Your goal —
Begin at the line containing "Give me a plain-text" and give again every line to the end of the records, exactly, without the pictures.

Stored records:
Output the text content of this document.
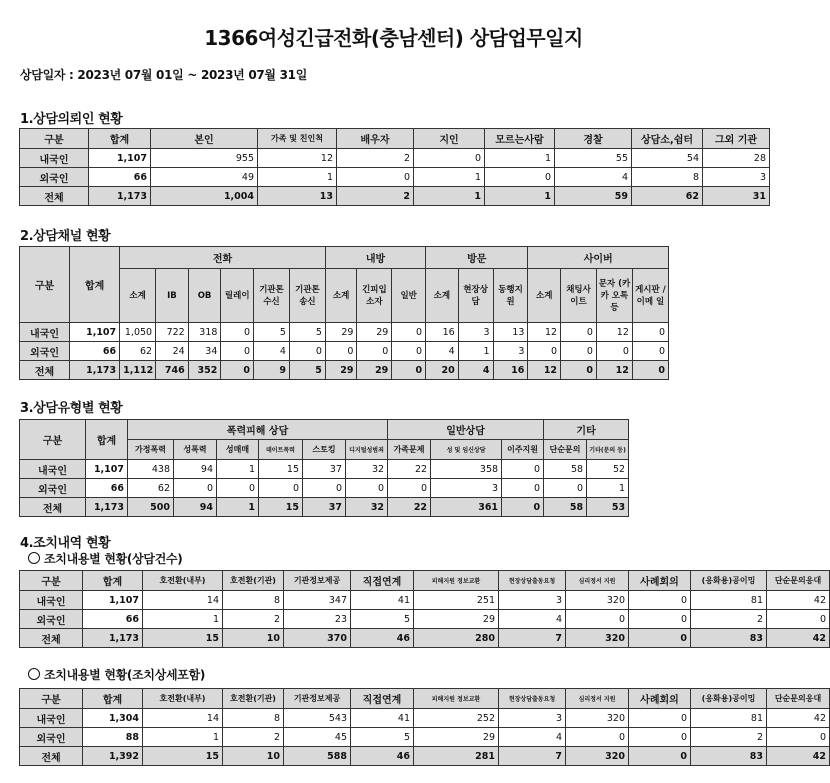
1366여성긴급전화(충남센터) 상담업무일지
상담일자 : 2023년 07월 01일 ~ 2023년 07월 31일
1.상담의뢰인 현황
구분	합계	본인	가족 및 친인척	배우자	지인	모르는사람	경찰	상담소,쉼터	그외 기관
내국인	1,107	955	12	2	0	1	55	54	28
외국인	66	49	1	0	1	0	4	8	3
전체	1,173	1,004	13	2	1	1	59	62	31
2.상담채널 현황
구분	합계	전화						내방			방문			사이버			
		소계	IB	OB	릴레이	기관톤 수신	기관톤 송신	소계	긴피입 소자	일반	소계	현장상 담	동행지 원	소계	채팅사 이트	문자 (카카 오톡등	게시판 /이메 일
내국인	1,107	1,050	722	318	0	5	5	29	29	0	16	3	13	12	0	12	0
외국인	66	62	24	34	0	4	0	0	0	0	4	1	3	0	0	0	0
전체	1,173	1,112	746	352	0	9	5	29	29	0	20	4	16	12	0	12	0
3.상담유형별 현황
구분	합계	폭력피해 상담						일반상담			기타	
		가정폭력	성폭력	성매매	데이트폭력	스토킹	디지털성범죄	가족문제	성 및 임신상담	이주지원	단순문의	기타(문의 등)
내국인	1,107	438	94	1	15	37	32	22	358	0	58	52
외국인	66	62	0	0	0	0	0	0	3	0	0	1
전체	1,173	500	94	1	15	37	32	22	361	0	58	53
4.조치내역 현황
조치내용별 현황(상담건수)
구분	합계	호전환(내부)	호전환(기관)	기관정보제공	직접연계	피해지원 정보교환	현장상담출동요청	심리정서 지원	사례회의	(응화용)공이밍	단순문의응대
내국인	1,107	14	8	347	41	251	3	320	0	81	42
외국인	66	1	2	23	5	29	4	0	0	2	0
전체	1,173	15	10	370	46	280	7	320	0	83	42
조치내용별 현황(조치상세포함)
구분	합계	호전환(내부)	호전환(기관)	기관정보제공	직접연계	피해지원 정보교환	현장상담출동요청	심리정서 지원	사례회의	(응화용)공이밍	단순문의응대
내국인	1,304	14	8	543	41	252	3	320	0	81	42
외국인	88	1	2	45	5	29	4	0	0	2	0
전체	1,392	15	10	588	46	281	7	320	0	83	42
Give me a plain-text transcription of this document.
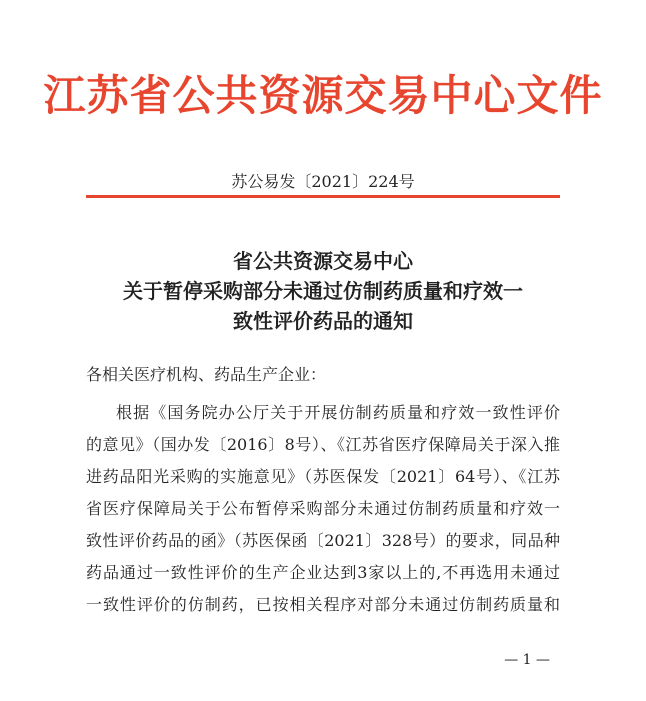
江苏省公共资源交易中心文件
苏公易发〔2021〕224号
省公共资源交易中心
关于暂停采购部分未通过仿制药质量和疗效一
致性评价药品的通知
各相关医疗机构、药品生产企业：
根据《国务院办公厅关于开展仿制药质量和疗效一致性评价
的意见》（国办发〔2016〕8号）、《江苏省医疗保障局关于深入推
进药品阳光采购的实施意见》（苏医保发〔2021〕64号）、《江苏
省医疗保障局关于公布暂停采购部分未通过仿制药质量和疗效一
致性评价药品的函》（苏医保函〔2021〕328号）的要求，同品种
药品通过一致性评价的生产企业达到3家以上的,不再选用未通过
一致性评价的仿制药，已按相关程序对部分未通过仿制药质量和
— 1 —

Exercise output —
Give me a plain-text transcription of this document.
江苏省公共资源交易中心文件
苏公易发〔2021〕224号
省公共资源交易中心
关于暂停采购部分未通过仿制药质量和疗效一
致性评价药品的通知
各相关医疗机构、药品生产企业：
根据《国务院办公厅关于开展仿制药质量和疗效一致性评价
的意见》（国办发〔2016〕8号）、《江苏省医疗保障局关于深入推
进药品阳光采购的实施意见》（苏医保发〔2021〕64号）、《江苏
省医疗保障局关于公布暂停采购部分未通过仿制药质量和疗效一
致性评价药品的函》（苏医保函〔2021〕328号）的要求，同品种
药品通过一致性评价的生产企业达到3家以上的,不再选用未通过
一致性评价的仿制药，已按相关程序对部分未通过仿制药质量和
— 1 —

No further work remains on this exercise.